I think we're finding that virtually all the parts of our acreage are good, and it's a question -- last year we had a lot of infrastructure questions, but those are getting resolved this year. So the infrastructure is much less of a risk than it was last year.
We and MarkWest have both learned a lot of things, and so things are coming together well. So we're looking forward to 2014.
Operator
Our next question comes from the line of Joseph Stewart of Goldman Sachs.
Joseph B. Stewart - Goldman Sachs Group Inc., Research Division
Looking at your 2014 guidance, I know that you expect to drill 64 to 71 net wells. But how many Utica wells are you assuming that you tie into sales on that forecast?
Michael G. Moore
Well, that's a good question. I would say, off the top of my head, that we're looking at probably 50, 55 wells.
James D. Palm
Yes, usually what happens, if you got 7 rigs running, and of course you're on pads or drilling maybe 3 at a time on the pad, more or less, it works out that whatever you drill in that last 3 months are probably not going to get on. That's about 21 wells.

INFORMATION PROVIDED
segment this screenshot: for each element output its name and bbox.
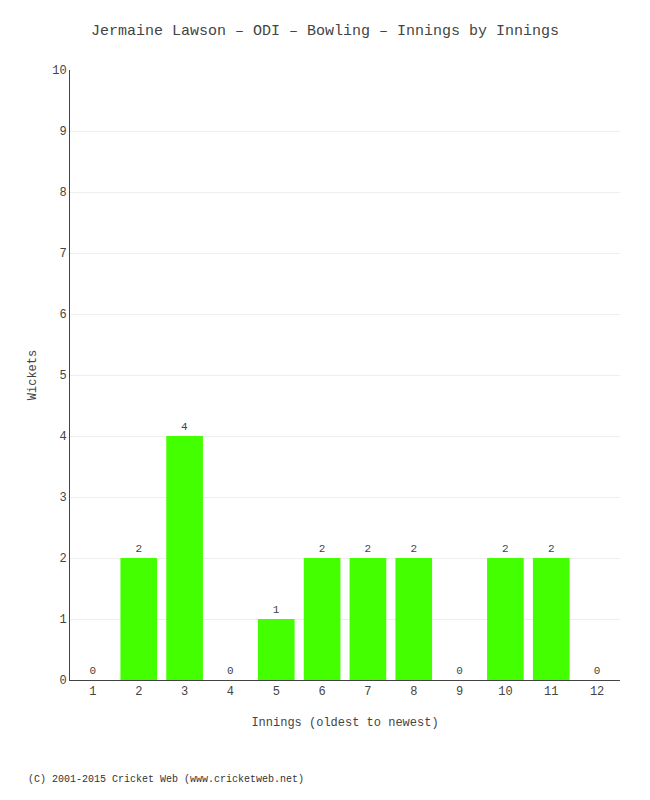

COMPLETE THE FOLLOWING
[A] According to the earnings call transcript, how many net wells does the company expect to drill in 2014?
[B] Continue the earnings call transcript after its final sentence.

EXERCISE RESPONSES
[A] 64 to 71 net wells.

[B]
So those last 21 of the year, on average, won't be on. That ties with what Mike had to say.
Michael G. Moore
It's going to depend, of course, where we would end up with the resting period ideas. So that will be a little bit influx this year.
But we're certainly getting closer to having those answers.
Joseph B. Stewart - Goldman Sachs Group Inc., Research Division
And Mike, what about the wells that were -- that are kind of waiting to be tied in from '13. I was expecting to be able to tie more of those in '14 as well.
Michael G. Moore
Right, if you're talking about the wells that will carry over from December 2013 into January 2014, it does appear we're on target for those wells. If that's your question.
Joseph B. Stewart - Goldman Sachs Group Inc., Research Division
Yes. So, I guess, like how many total net wells would you expect to tie in, that would impact '14 production?
Michael G. Moore
Now that's 10 gross wells and the net is maybe 75%.
Operator
Our next question comes from the line of Jason Wangler of Wunderlich Securities.
Jason A. Wangler - Wunderlich Securities Inc., Research Division
Just [indiscernible] it's kind of been pretty good on the Utica, so I think I'm pretty good there. Just curious with the oil sands, just the kind of continued kind of delays.
What you're seeing there, and then maybe if there's any other color about around the filing of the other application.
James D. Palm
Yes, I think I said '14. That's going to be filed in '13 at the end of this year, for the next application.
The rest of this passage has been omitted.